▶ _Goal_: Collect from the data below each line with "Dataset".

§

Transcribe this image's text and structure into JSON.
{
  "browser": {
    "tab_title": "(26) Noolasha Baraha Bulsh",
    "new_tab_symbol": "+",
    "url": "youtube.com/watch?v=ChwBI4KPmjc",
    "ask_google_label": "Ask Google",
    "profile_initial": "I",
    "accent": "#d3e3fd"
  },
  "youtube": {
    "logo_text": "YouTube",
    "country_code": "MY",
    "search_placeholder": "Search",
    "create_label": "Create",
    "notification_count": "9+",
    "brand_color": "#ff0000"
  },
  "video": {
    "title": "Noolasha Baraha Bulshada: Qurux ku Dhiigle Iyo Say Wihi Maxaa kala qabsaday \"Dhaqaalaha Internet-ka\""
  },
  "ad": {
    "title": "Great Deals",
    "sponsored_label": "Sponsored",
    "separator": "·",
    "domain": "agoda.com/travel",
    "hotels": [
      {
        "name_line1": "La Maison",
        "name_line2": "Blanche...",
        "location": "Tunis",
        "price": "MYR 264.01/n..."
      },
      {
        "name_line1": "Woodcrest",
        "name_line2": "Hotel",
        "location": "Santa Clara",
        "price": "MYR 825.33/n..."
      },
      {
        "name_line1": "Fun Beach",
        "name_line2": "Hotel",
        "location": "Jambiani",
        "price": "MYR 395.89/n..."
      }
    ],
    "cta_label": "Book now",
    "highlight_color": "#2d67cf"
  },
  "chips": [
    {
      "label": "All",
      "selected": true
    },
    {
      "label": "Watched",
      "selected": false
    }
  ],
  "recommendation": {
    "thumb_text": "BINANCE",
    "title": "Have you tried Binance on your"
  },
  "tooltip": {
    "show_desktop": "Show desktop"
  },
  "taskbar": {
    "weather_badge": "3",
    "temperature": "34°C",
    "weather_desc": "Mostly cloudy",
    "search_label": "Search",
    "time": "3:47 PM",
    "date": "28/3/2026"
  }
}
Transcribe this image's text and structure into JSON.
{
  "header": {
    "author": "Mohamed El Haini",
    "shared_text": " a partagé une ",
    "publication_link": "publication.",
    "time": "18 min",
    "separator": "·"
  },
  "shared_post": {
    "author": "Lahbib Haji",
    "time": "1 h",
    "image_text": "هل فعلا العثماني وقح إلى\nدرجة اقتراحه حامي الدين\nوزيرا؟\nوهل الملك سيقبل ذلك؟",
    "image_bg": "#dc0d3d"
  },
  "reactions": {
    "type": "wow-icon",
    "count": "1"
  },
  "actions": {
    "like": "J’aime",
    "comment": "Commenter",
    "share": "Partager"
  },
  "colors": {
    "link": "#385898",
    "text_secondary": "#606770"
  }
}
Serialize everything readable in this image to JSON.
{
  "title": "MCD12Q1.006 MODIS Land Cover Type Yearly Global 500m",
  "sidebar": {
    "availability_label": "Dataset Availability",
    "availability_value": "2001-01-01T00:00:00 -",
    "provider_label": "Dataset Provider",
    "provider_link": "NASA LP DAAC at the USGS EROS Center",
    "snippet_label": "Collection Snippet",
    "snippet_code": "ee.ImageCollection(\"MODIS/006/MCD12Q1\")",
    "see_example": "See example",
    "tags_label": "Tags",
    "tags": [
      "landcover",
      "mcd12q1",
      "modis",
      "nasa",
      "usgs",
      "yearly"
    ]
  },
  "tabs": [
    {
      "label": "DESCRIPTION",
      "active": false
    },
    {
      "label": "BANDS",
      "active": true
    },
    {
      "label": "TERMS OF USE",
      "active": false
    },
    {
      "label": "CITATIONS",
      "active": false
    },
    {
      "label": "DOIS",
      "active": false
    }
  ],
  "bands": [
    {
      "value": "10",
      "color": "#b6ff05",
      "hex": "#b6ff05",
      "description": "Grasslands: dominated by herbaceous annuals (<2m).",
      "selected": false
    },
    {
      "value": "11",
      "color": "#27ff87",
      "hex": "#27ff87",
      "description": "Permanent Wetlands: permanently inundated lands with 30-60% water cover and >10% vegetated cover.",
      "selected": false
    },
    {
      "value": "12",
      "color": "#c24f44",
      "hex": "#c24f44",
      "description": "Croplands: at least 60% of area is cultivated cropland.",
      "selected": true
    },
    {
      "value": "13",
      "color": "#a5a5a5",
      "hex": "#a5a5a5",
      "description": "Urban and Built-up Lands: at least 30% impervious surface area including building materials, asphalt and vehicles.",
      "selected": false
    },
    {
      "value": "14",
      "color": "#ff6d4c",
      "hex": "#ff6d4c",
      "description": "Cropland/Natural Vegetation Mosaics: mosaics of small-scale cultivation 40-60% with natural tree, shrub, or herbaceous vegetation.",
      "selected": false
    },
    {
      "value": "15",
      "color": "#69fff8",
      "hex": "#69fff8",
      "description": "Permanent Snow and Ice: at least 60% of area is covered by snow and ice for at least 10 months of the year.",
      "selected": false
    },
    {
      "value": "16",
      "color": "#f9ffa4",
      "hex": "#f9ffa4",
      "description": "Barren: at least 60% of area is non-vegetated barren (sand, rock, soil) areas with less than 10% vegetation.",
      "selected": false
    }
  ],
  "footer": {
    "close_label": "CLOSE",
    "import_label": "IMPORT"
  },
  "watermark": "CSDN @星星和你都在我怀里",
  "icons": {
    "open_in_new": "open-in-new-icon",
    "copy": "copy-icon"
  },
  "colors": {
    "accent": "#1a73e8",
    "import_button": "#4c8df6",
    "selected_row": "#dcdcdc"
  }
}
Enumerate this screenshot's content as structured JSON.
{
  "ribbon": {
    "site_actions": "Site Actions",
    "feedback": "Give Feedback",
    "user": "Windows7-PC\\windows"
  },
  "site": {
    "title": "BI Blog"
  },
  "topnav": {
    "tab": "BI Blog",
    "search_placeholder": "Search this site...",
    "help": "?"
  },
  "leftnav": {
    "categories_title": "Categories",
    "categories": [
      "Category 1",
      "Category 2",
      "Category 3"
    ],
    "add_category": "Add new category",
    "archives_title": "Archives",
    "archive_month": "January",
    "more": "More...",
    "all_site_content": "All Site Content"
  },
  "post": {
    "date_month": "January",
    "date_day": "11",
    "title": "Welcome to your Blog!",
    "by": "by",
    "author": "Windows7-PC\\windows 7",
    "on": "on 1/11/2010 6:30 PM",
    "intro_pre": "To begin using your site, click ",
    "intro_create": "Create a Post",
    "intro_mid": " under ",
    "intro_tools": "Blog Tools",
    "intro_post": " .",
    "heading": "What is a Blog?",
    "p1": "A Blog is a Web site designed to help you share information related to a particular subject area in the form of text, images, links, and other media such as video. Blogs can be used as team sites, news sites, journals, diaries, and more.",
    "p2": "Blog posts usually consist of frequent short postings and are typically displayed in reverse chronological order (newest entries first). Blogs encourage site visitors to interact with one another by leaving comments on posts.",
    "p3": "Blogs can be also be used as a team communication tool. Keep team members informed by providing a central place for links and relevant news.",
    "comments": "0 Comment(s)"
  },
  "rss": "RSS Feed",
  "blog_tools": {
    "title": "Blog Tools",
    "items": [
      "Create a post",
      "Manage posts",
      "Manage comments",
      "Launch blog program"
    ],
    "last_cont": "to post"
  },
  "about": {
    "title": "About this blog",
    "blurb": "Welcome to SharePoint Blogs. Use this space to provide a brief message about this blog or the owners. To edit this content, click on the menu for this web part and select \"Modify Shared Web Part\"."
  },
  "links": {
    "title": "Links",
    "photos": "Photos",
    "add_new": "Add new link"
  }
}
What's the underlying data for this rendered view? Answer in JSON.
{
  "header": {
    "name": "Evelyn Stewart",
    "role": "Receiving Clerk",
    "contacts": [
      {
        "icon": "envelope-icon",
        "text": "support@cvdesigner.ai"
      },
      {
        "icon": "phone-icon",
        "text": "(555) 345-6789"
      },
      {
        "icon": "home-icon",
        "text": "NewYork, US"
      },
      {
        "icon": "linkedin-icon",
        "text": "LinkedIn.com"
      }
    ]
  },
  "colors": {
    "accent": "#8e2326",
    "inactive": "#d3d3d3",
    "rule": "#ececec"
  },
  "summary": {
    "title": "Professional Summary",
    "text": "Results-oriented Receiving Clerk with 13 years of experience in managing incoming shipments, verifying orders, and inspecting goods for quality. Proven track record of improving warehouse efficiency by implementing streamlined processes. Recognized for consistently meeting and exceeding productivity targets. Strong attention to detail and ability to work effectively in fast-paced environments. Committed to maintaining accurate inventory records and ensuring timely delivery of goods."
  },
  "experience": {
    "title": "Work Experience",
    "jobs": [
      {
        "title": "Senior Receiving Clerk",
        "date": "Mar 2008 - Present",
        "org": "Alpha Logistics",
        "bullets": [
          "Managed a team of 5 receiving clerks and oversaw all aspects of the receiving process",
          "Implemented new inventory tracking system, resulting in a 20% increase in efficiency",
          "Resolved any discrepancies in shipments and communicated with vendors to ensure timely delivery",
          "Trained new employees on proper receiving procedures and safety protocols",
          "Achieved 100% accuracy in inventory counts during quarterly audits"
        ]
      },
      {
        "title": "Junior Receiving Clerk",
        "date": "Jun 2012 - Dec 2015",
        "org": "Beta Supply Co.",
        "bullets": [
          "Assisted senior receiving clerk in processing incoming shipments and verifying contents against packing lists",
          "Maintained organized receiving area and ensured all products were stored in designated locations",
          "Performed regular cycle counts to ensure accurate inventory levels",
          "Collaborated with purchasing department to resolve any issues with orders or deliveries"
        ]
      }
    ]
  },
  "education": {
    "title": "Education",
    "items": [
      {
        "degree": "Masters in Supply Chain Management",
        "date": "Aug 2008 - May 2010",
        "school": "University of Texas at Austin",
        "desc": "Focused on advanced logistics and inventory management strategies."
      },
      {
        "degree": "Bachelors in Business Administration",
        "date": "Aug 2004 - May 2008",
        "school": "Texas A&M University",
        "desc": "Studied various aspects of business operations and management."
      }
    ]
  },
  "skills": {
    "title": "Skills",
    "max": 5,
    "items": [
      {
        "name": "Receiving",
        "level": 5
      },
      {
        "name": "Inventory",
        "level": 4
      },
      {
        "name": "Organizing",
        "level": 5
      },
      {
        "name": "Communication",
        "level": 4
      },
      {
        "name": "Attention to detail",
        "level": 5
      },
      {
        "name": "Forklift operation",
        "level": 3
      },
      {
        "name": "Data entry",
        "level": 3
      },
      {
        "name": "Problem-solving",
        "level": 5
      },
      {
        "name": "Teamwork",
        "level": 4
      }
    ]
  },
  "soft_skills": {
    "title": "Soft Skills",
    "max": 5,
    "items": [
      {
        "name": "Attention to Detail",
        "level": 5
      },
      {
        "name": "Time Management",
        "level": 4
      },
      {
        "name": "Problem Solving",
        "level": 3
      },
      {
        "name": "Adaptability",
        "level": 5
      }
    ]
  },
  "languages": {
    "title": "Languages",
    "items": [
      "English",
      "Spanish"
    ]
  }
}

§

▶ _Written solution_:
    "availability_label": "Dataset Availability",
    "provider_label": "Dataset Provider",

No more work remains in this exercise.